What is asked: Set down the final stretch of the data, from the line that holds "What data populates" through the last line, both included, with pictures left out.

Information supplied:

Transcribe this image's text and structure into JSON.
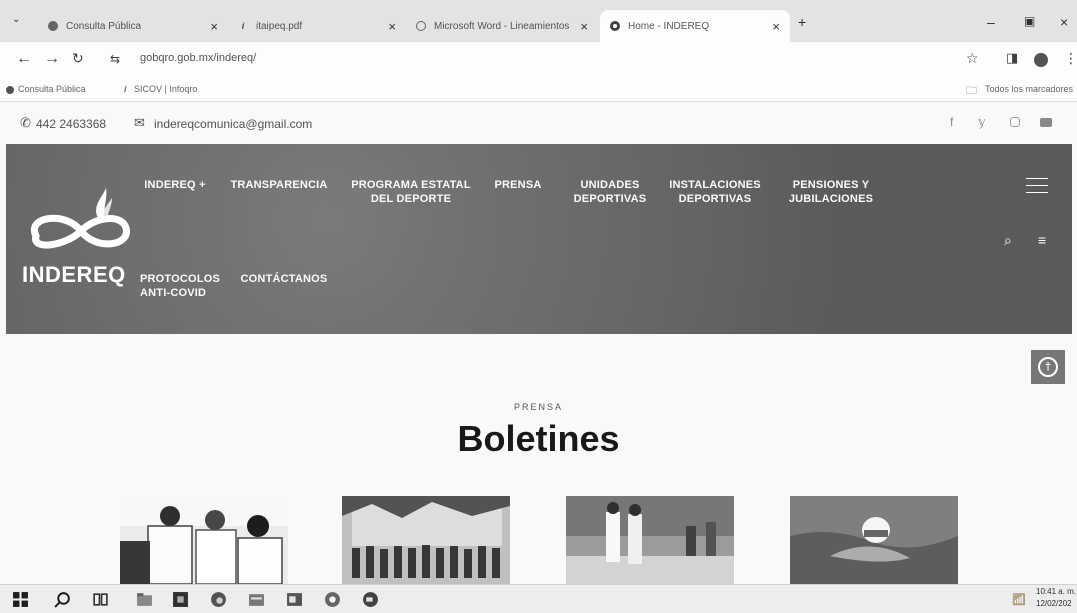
{
  "browser": {
    "tabs": [
      {
        "title": "Consulta Pública"
      },
      {
        "title": "itaipeq.pdf"
      },
      {
        "title": "Microsoft Word - Lineamientos"
      },
      {
        "title": "Home - INDEREQ"
      }
    ],
    "url": "gobqro.gob.mx/indereq/",
    "bookmarks": [
      "Consulta Pública",
      "SICOV | Infoqro"
    ],
    "all_bookmarks": "Todos los marcadores"
  },
  "contact": {
    "phone": "442 2463368",
    "email": "indereqcomunica@gmail.com"
  },
  "brand": {
    "name": "INDEREQ"
  },
  "nav": {
    "row1": [
      "INDEREQ +",
      "TRANSPARENCIA",
      "PROGRAMA ESTATAL\nDEL DEPORTE",
      "PRENSA",
      "UNIDADES\nDEPORTIVAS",
      "INSTALACIONES\nDEPORTIVAS",
      "PENSIONES Y\nJUBILACIONES"
    ],
    "row2": [
      "PROTOCOLOS\nANTI-COVID",
      "CONTÁCTANOS"
    ]
  },
  "section": {
    "kicker": "PRENSA",
    "title": "Boletines"
  },
  "taskbar": {
    "time": "10:41 a. m.",
    "date": "12/02/202"
  }
}
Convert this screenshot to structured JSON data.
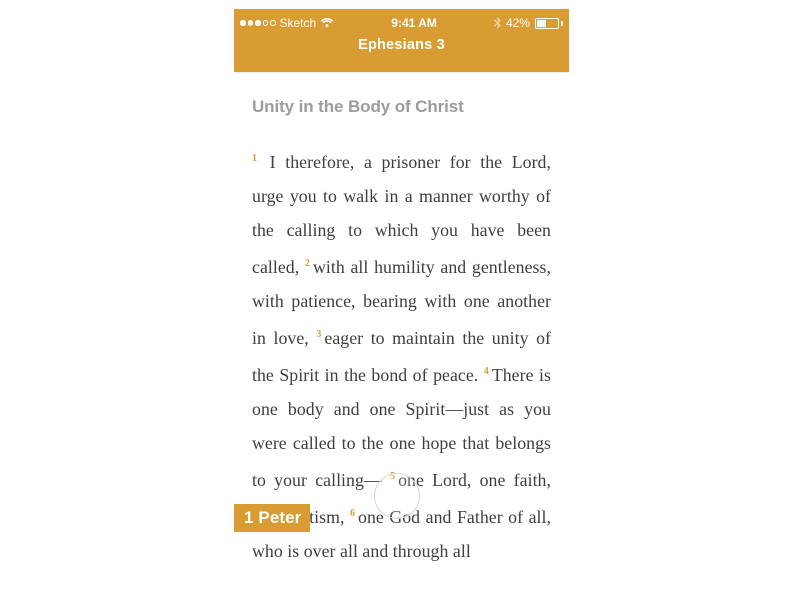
{
  "status_bar": {
    "signal_filled": 3,
    "signal_total": 5,
    "carrier": "Sketch",
    "time": "9:41 AM",
    "battery_percent_text": "42%",
    "battery_fill_pct": 42
  },
  "nav": {
    "title": "Ephesians 3"
  },
  "section_title": "Unity in the Body of Christ",
  "verses": [
    {
      "n": "1",
      "text": "I therefore, a prisoner for the Lord, urge you to walk in a manner worthy of the calling to which you have been called, "
    },
    {
      "n": "2",
      "text": "with all humility and gentleness, with patience, bearing with one another in love, "
    },
    {
      "n": "3",
      "text": "eager to maintain the unity of the Spirit in the bond of peace. "
    },
    {
      "n": "4",
      "text": "There is one body and one Spirit—just as you were called to the one hope that belongs to your calling— "
    },
    {
      "n": "5",
      "text": "one Lord, one faith, one baptism, "
    },
    {
      "n": "6",
      "text": "one God and Father of all, who is over all and through all"
    }
  ],
  "quicknav_label": "1 Peter",
  "colors": {
    "accent": "#d89c33"
  }
}
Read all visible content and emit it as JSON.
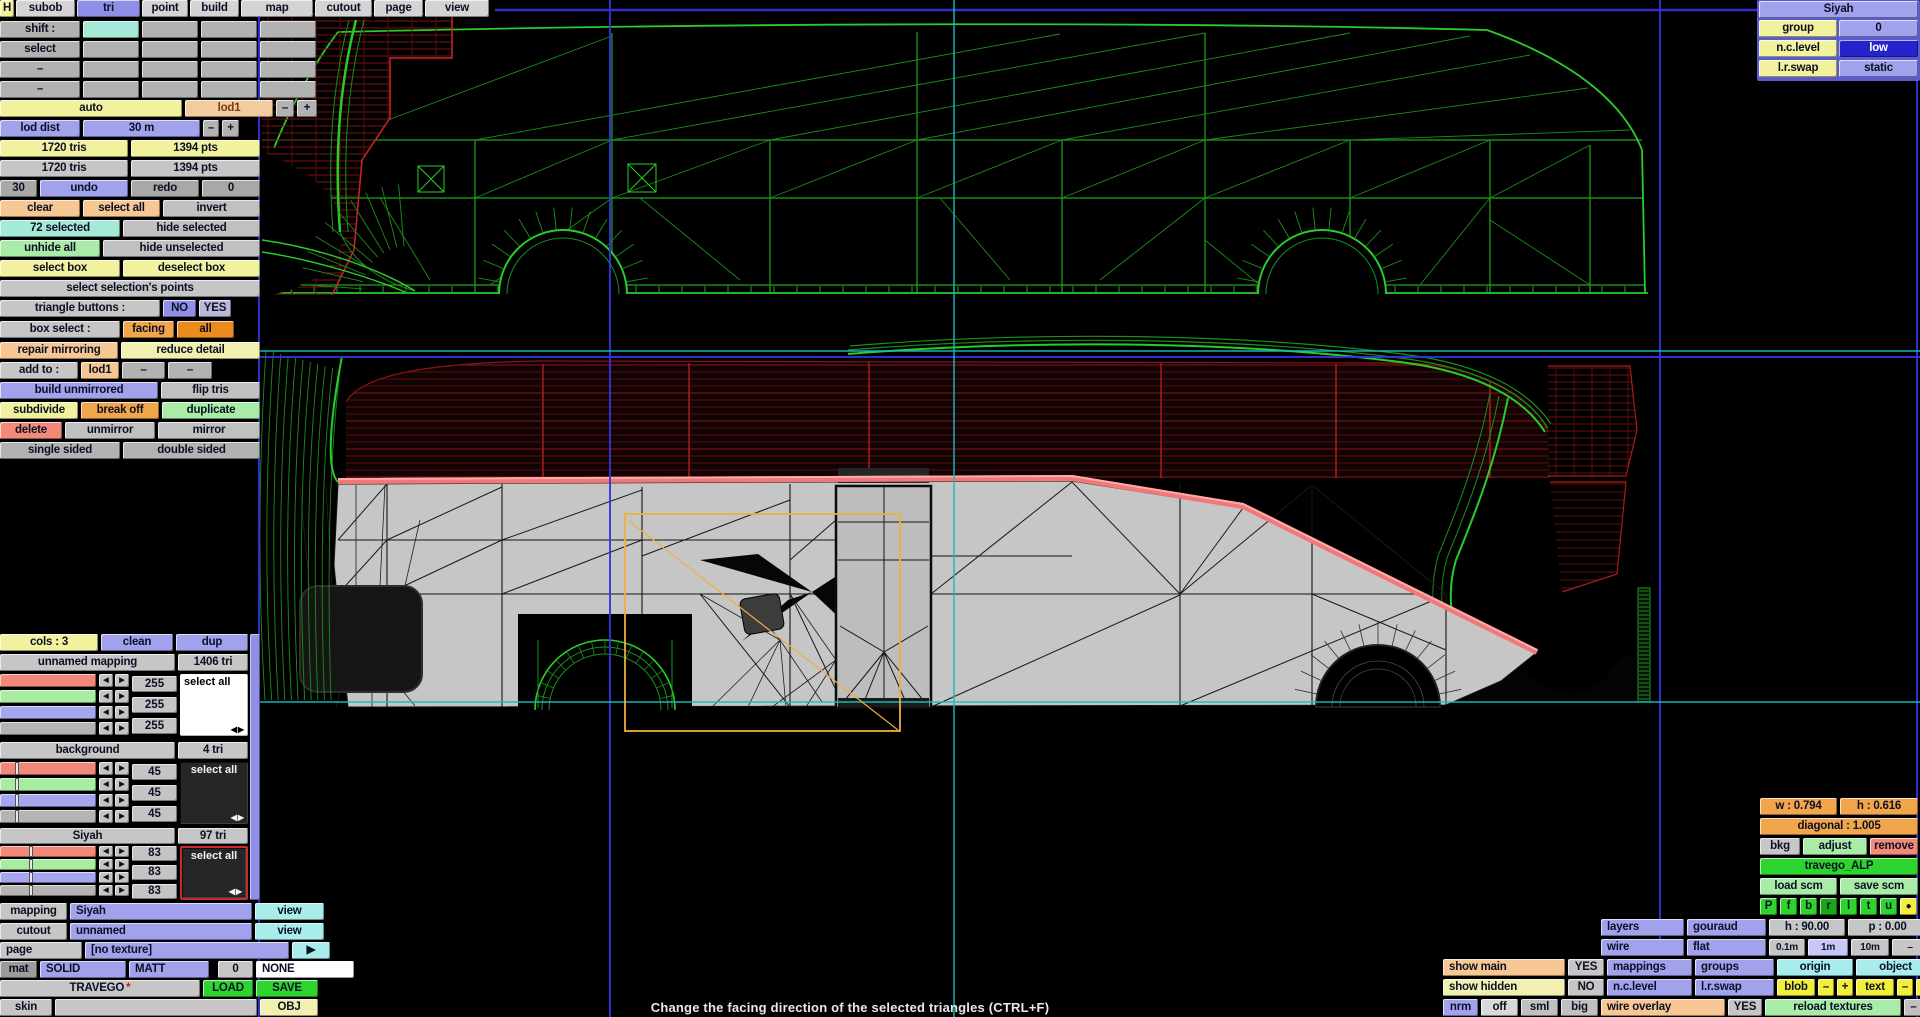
{
  "menu": {
    "items": [
      "H",
      "subob",
      "tri",
      "point",
      "build",
      "map",
      "cutout",
      "page",
      "view"
    ],
    "active": "tri"
  },
  "tools": {
    "shift": "shift :",
    "select": "select",
    "dash": "–",
    "auto": "auto",
    "lod1": "lod1",
    "minus": "–",
    "plus": "+",
    "lod_dist": "lod dist",
    "lod_dist_value": "30 m",
    "sel_tris": "1720 tris",
    "sel_pts": "1394 pts",
    "tot_tris": "1720 tris",
    "tot_pts": "1394 pts",
    "undo_count": "30",
    "undo": "undo",
    "redo": "redo",
    "redo_count": "0",
    "clear": "clear",
    "select_all": "select all",
    "invert": "invert",
    "selected_count": "72 selected",
    "hide_selected": "hide selected",
    "unhide_all": "unhide all",
    "hide_unselected": "hide unselected",
    "select_box": "select box",
    "deselect_box": "deselect box",
    "select_sel_points": "select selection's points",
    "triangle_buttons": "triangle buttons :",
    "no": "NO",
    "yes": "YES",
    "box_select": "box select :",
    "facing": "facing",
    "all": "all",
    "repair_mirroring": "repair mirroring",
    "reduce_detail": "reduce detail",
    "add_to": "add to :",
    "add_lod1": "lod1",
    "build_unmirrored": "build unmirrored",
    "flip_tris": "flip tris",
    "subdivide": "subdivide",
    "break_off": "break off",
    "duplicate": "duplicate",
    "delete": "delete",
    "unmirror": "unmirror",
    "mirror": "mirror",
    "single_sided": "single sided",
    "double_sided": "double sided"
  },
  "materials": {
    "cols": "cols : 3",
    "clean": "clean",
    "dup": "dup",
    "select_all": "select all",
    "groups": [
      {
        "name": "unnamed mapping",
        "tris": "1406 tri",
        "r": "255",
        "g": "255",
        "b": "255"
      },
      {
        "name": "background",
        "tris": "4 tri",
        "r": "45",
        "g": "45",
        "b": "45"
      },
      {
        "name": "Siyah",
        "tris": "97 tri",
        "r": "83",
        "g": "83",
        "b": "83"
      }
    ]
  },
  "bottom_left": {
    "mapping": "mapping",
    "mapping_value": "Siyah",
    "view": "view",
    "cutout": "cutout",
    "cutout_value": "unnamed",
    "page": "page",
    "page_value": "[no texture]",
    "page_next": "▶",
    "mat": "mat",
    "solid": "SOLID",
    "matt": "MATT",
    "mat_count": "0",
    "none": "NONE",
    "model": "TRAVEGO",
    "model_mark": "*",
    "load": "LOAD",
    "save": "SAVE",
    "skin": "skin",
    "obj": "OBJ"
  },
  "object_panel": {
    "title": "Siyah",
    "group": "group",
    "group_value": "0",
    "nc_level": "n.c.level",
    "nc_value": "low",
    "lr_swap": "l.r.swap",
    "lr_value": "static"
  },
  "texture_panel": {
    "w": "w : 0.794",
    "h": "h : 0.616",
    "diagonal": "diagonal : 1.005",
    "bkg": "bkg",
    "adjust": "adjust",
    "remove": "remove",
    "texture": "travego_ALP",
    "load_scm": "load scm",
    "save_scm": "save scm",
    "proj": [
      "P",
      "f",
      "b",
      "r",
      "l",
      "t",
      "u",
      "●"
    ]
  },
  "view_panel": {
    "layers": "layers",
    "gouraud": "gouraud",
    "heading": "h : 90.00",
    "pitch": "p : 0.00",
    "wire": "wire",
    "flat": "flat",
    "grid": [
      "0.1m",
      "1m",
      "10m",
      "–"
    ],
    "show_main": "show main",
    "show_main_value": "YES",
    "mappings": "mappings",
    "groups": "groups",
    "origin": "origin",
    "object": "object",
    "show_hidden": "show hidden",
    "show_hidden_value": "NO",
    "nc_level": "n.c.level",
    "lr_swap": "l.r.swap",
    "blob": "blob",
    "text": "text",
    "minus": "–",
    "plus": "+",
    "nrm": "nrm",
    "off": "off",
    "sml": "sml",
    "big": "big",
    "wire_overlay": "wire overlay",
    "wire_overlay_value": "YES",
    "reload_textures": "reload textures",
    "dash": "–"
  },
  "status": {
    "message": "Change the facing direction of the selected triangles (CTRL+F)"
  },
  "arrows": {
    "left": "◀",
    "right": "▶"
  },
  "colors": {
    "wire_green": "#1fa51f",
    "wire_green_bright": "#2acc2a",
    "hidden_red": "#7c1212",
    "selected_edge_pink": "#f07878",
    "grid_blue": "#3434e0",
    "grid_cyan": "#17bdbd",
    "selection_box_orange": "#edb13c",
    "highlight_navy": "#2424cc"
  }
}
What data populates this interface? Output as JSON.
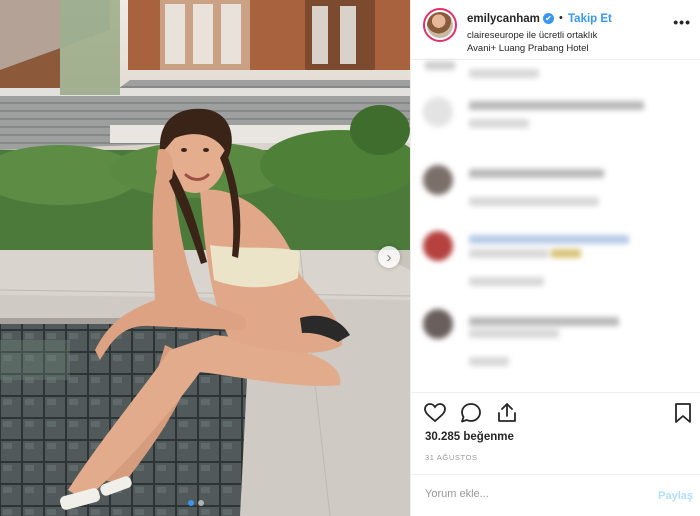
{
  "post": {
    "username": "emilycanham",
    "verified_mark": "✔",
    "separator": "•",
    "follow_label": "Takip Et",
    "partnership_line": "claireseurope ile ücretli ortaklık",
    "location": "Avani+ Luang Prabang Hotel",
    "more_label": "•••"
  },
  "photo": {
    "next_arrow": "›",
    "carousel_dots": 2,
    "active_dot": 0
  },
  "actions": {
    "like_icon": "heart-icon",
    "comment_icon": "comment-icon",
    "share_icon": "share-icon",
    "save_icon": "bookmark-icon"
  },
  "likes_text": "30.285 beğenme",
  "date_text": "31 AĞUSTOS",
  "comment_box": {
    "placeholder": "Yorum ekle...",
    "post_label": "Paylaş"
  },
  "colors": {
    "accent": "#3897f0",
    "post_disabled": "#b2dffc",
    "story_ring": "#e1306c"
  }
}
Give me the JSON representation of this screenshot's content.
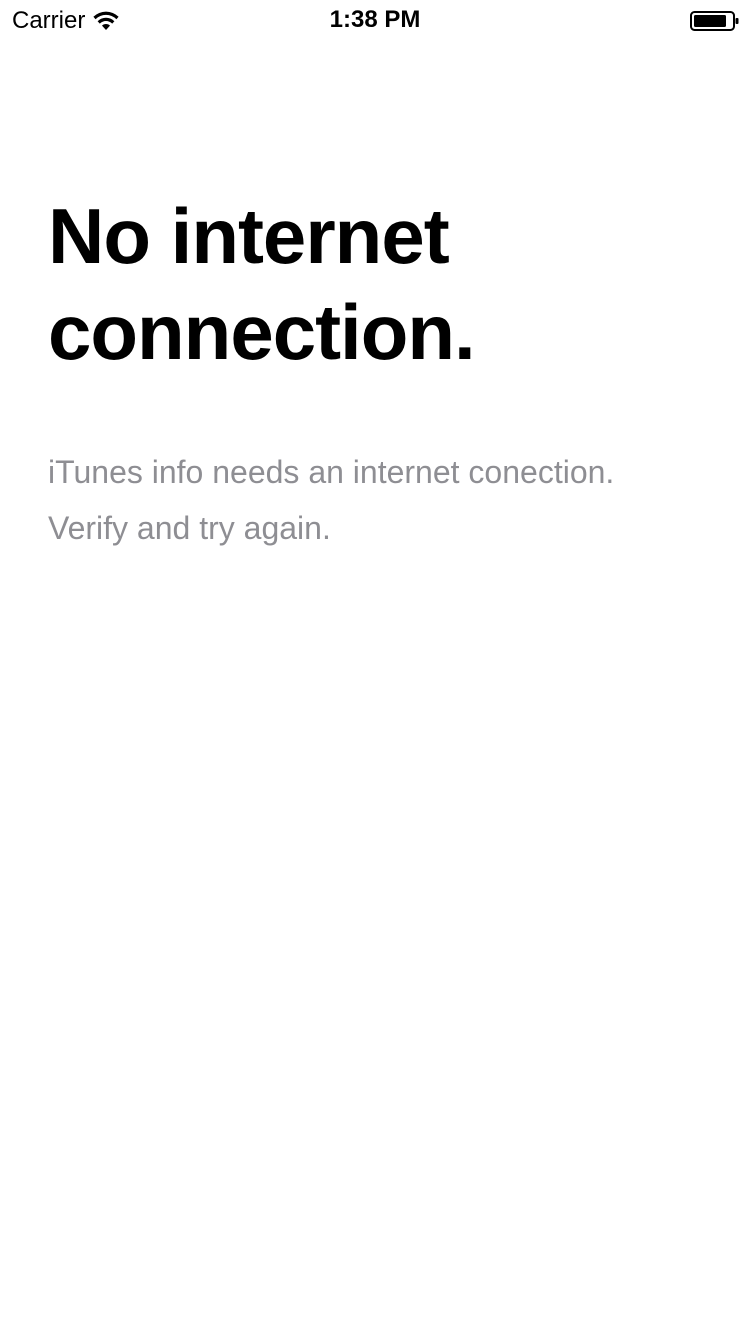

Output for this exercise:
What data populates this interface? Output as JSON.
{
  "post": {
    "username": "emilycanham",
    "verified_mark": "✔",
    "separator": "•",
    "follow_label": "Takip Et",
    "partnership_line": "claireseurope ile ücretli ortaklık",
    "location": "Avani+ Luang Prabang Hotel",
    "more_label": "•••"
  },
  "photo": {
    "next_arrow": "›",
    "carousel_dots": 2,
    "active_dot": 0
  },
  "actions": {
    "like_icon": "heart-icon",
    "comment_icon": "comment-icon",
    "share_icon": "share-icon",
    "save_icon": "bookmark-icon"
  },
  "likes_text": "30.285 beğenme",
  "date_text": "31 AĞUSTOS",
  "comment_box": {
    "placeholder": "Yorum ekle...",
    "post_label": "Paylaş"
  },
  "colors": {
    "accent": "#3897f0",
    "post_disabled": "#b2dffc",
    "story_ring": "#e1306c"
  }
}
Give me the JSON representation of this screenshot's content.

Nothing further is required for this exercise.